### [What the task requires]
Quote all of the entries word for word.

### [Data for this exercise]
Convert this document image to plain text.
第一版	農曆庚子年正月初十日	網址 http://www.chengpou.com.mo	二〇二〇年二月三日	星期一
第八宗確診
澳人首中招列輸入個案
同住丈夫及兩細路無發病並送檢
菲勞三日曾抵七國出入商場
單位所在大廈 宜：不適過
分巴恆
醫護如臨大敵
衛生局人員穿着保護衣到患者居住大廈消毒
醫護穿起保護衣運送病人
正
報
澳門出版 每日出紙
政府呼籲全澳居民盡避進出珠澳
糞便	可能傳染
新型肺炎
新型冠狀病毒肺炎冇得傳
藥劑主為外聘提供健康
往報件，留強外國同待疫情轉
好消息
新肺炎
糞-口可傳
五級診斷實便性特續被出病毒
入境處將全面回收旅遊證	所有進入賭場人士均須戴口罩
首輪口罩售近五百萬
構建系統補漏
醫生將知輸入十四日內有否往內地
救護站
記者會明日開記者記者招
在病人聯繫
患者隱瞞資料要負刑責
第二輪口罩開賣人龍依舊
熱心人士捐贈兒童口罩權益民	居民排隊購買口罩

### [Solution]
Convert this document image to plain text.
第一版	農曆庚子年正月初十日	網址 http://www.chengpou.com.mo	二〇二〇年二月三日	星期一
第八宗確診
澳人首中招列輸入個案
同住丈夫及兩細路無發病並送檢
菲勞三日曾抵七國出入商場
單位所在大廈 宜：不適過
分巴恆
醫護如臨大敵
衛生局人員穿着保護衣到患者居住大廈消毒
醫護穿起保護衣運送病人
正
報
澳門出版 每日出紙
政府呼籲全澳居民盡避進出珠澳
糞便	可能傳染
新型肺炎
新型冠狀病毒肺炎冇得傳
藥劑主為外聘提供健康
往報件，留強外國同待疫情轉
好消息
新肺炎
糞-口可傳
五級診斷實便性特續被出病毒
入境處將全面回收旅遊證	所有進入賭場人士均須戴口罩
首輪口罩售近五百萬
構建系統補漏
醫生將知輸入十四日內有否往內地
救護站
記者會明日開記者記者招
在病人聯繫
患者隱瞞資料要負刑責
第二輪口罩開賣人龍依舊
熱心人士捐贈兒童口罩權益民	居民排隊購買口罩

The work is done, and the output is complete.